What you have to do >> Take every line from the material that has the word "MARAVILHOSA" in it.

Task material >>
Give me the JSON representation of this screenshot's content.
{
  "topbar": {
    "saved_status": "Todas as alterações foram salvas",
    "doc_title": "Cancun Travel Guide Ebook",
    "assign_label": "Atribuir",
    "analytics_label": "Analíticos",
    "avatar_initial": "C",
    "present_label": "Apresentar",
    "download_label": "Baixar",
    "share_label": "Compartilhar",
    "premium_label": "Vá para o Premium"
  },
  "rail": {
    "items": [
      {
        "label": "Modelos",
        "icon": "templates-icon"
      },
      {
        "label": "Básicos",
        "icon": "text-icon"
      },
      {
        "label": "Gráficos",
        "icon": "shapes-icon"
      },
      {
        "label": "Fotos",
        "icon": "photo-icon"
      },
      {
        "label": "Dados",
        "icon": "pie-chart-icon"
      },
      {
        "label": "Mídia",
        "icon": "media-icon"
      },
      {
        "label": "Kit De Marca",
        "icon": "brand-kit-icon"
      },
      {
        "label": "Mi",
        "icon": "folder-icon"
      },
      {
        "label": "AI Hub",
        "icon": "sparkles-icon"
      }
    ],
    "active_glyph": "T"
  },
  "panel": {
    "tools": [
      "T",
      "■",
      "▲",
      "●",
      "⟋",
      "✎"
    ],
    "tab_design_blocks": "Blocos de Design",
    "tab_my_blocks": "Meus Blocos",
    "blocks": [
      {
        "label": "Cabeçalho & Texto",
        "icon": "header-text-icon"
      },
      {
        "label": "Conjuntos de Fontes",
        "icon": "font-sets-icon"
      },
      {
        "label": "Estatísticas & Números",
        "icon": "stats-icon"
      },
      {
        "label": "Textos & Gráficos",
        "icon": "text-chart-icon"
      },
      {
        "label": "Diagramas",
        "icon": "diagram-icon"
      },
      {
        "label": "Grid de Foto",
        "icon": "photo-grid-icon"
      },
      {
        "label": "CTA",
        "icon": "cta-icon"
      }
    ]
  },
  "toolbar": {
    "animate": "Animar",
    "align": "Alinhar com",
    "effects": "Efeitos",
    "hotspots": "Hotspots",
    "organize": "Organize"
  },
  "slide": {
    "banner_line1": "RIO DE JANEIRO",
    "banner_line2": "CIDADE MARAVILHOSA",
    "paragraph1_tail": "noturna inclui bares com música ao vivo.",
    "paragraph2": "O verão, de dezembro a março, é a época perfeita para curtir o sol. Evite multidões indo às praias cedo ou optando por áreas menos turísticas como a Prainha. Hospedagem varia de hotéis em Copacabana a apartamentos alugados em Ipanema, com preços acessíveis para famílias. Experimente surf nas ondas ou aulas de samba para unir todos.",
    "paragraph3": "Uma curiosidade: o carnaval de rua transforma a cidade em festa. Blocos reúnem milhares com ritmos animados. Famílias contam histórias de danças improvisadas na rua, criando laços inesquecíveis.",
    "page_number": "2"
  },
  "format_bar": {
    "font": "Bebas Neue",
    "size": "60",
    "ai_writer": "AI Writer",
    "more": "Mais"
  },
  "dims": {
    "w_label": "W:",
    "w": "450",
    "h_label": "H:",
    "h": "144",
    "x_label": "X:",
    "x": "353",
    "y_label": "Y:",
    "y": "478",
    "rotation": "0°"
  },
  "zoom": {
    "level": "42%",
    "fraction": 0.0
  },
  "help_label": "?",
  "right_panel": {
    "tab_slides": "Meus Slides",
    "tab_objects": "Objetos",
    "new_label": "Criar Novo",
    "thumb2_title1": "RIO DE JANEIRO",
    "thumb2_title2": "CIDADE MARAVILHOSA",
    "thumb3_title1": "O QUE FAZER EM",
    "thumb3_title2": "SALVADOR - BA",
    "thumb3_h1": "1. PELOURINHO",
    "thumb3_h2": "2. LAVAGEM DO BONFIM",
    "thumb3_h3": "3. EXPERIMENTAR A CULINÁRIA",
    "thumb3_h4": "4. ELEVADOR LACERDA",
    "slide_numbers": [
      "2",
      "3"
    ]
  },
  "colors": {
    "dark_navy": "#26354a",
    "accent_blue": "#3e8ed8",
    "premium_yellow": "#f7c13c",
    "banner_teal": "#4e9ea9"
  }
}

Correct answer >>
    "banner_line2": "CIDADE MARAVILHOSA",
    "thumb2_title2": "CIDADE MARAVILHOSA",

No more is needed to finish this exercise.